> **Given instruction**
Find and return each line containing "mushrooms".

> **Provided entries**
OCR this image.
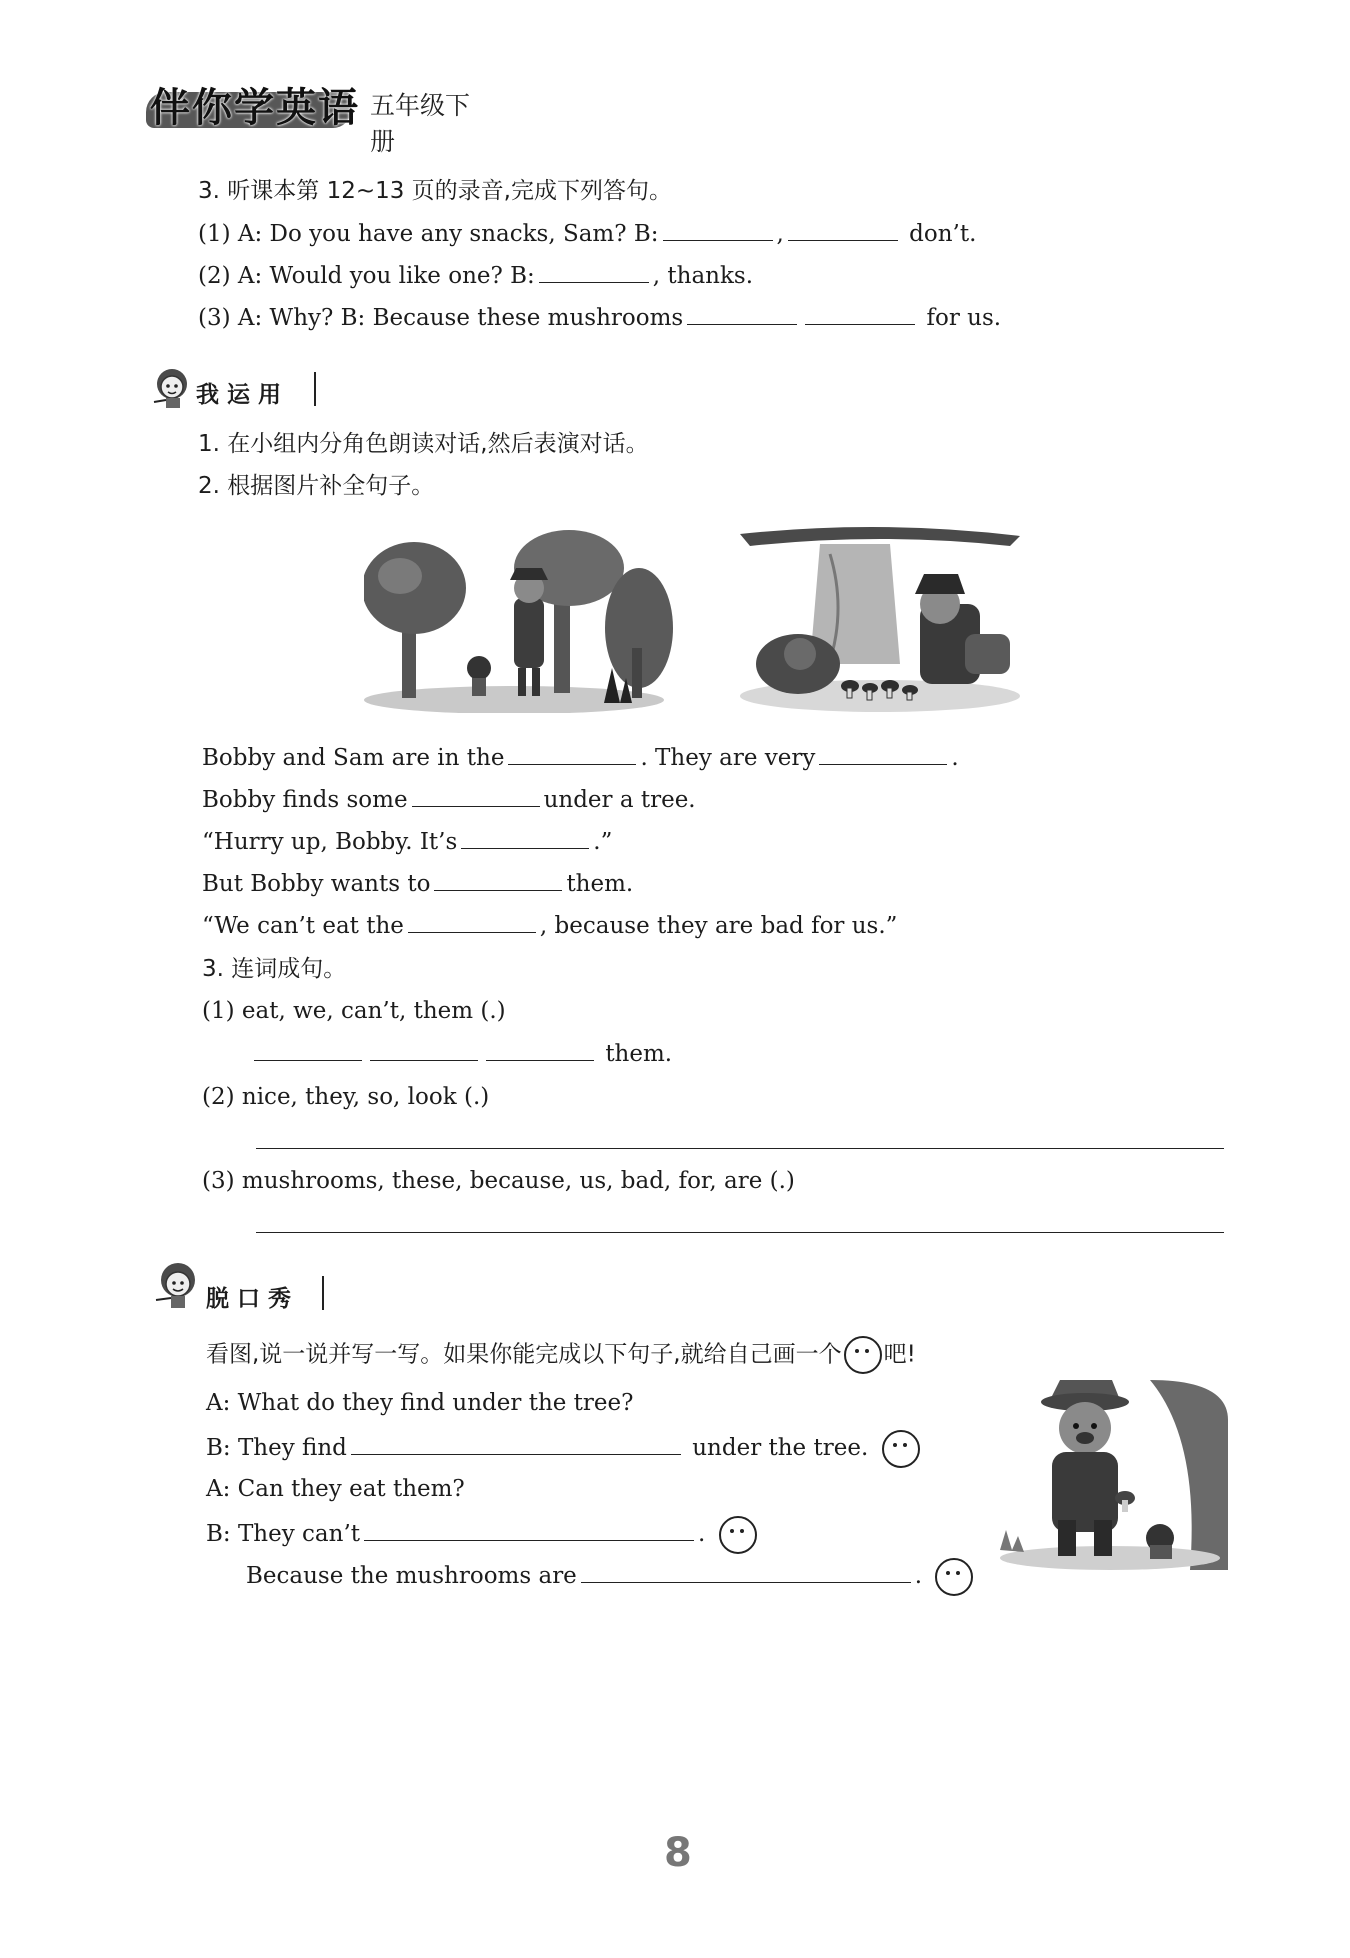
伴你学英语 五年级下册
3. 听课本第 12~13 页的录音,完成下列答句。
(1) A: Do you have any snacks, Sam? B:	,	don’t.
(2) A: Would you like one? B:	, thanks.
(3) A: Why? B: Because these mushrooms	for us.
我运用
1. 在小组内分角色朗读对话,然后表演对话。
2. 根据图片补全句子。
Bobby and Sam are in the	. They are very	.
Bobby finds some	under a tree.
“Hurry up, Bobby. It’s	.”
But Bobby wants to	them.
“We can’t eat the	, because they are bad for us.”
3. 连词成句。
(1) eat, we, can’t, them (.)
them.
(2) nice, they, so, look (.)
(3) mushrooms, these, because, us, bad, for, are (.)
脱口秀
看图,说一说并写一写。如果你能完成以下句子,就给自己画一个 吧!
A: What do they find under the tree?
B: They find	under the tree.
A: Can they eat them?
B: They can’t	.
Because the mushrooms are	.
8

> **Full answer**
(3) A: Why? B: Because these mushrooms	for us.
(3) mushrooms, these, because, us, bad, for, are (.)
Because the mushrooms are	.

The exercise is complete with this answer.